--- begin INPUT ---

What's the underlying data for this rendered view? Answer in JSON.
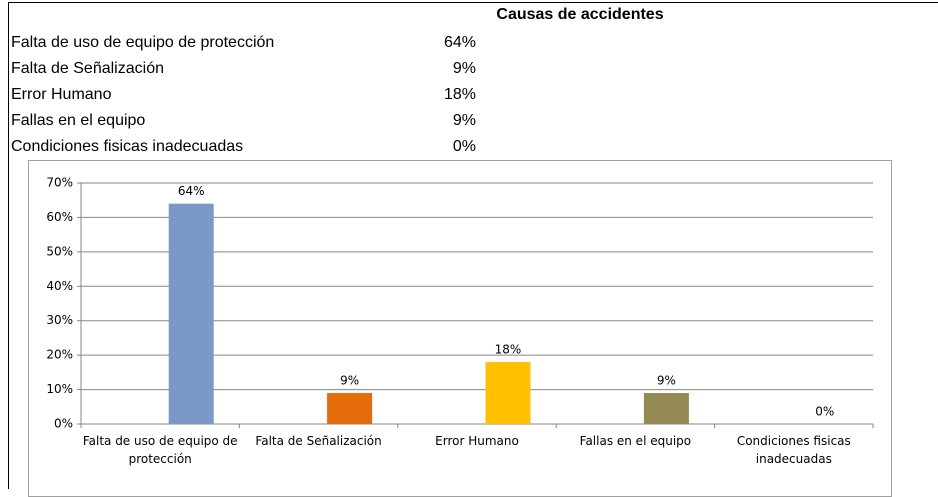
{
  "table": {
    "title": "Causas de accidentes",
    "rows": [
      [
        "Falta de uso de equipo de protección",
        "64%"
      ],
      [
        "Falta de Señalización",
        "9%"
      ],
      [
        "Error Humano",
        "18%"
      ],
      [
        "Fallas en el equipo",
        "9%"
      ],
      [
        "Condiciones fisicas inadecuadas",
        "0%"
      ]
    ]
  },
  "chart_data": {
    "type": "bar",
    "categories": [
      "Falta de uso de equipo de protección",
      "Falta de Señalización",
      "Error Humano",
      "Fallas en el equipo",
      "Condiciones fisicas inadecuadas"
    ],
    "values": [
      64,
      9,
      18,
      9,
      0
    ],
    "value_labels": [
      "64%",
      "9%",
      "18%",
      "9%",
      "0%"
    ],
    "colors": [
      "#7b98c8",
      "#e46c0a",
      "#ffc000",
      "#948a54",
      "#4f81bd"
    ],
    "ylim": [
      0,
      70
    ],
    "yticks": [
      {
        "value": 0,
        "label": "0%"
      },
      {
        "value": 10,
        "label": "10%"
      },
      {
        "value": 20,
        "label": "20%"
      },
      {
        "value": 30,
        "label": "30%"
      },
      {
        "value": 40,
        "label": "40%"
      },
      {
        "value": 50,
        "label": "50%"
      },
      {
        "value": 60,
        "label": "60%"
      },
      {
        "value": 70,
        "label": "70%"
      }
    ],
    "grid": true
  }
}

--- end INPUT ---

**EXERCISE DESCRIPTION**
In the entries above, how many lines contain the word "Condiciones"? Answer with the number only.

**THE SOLUTION**
2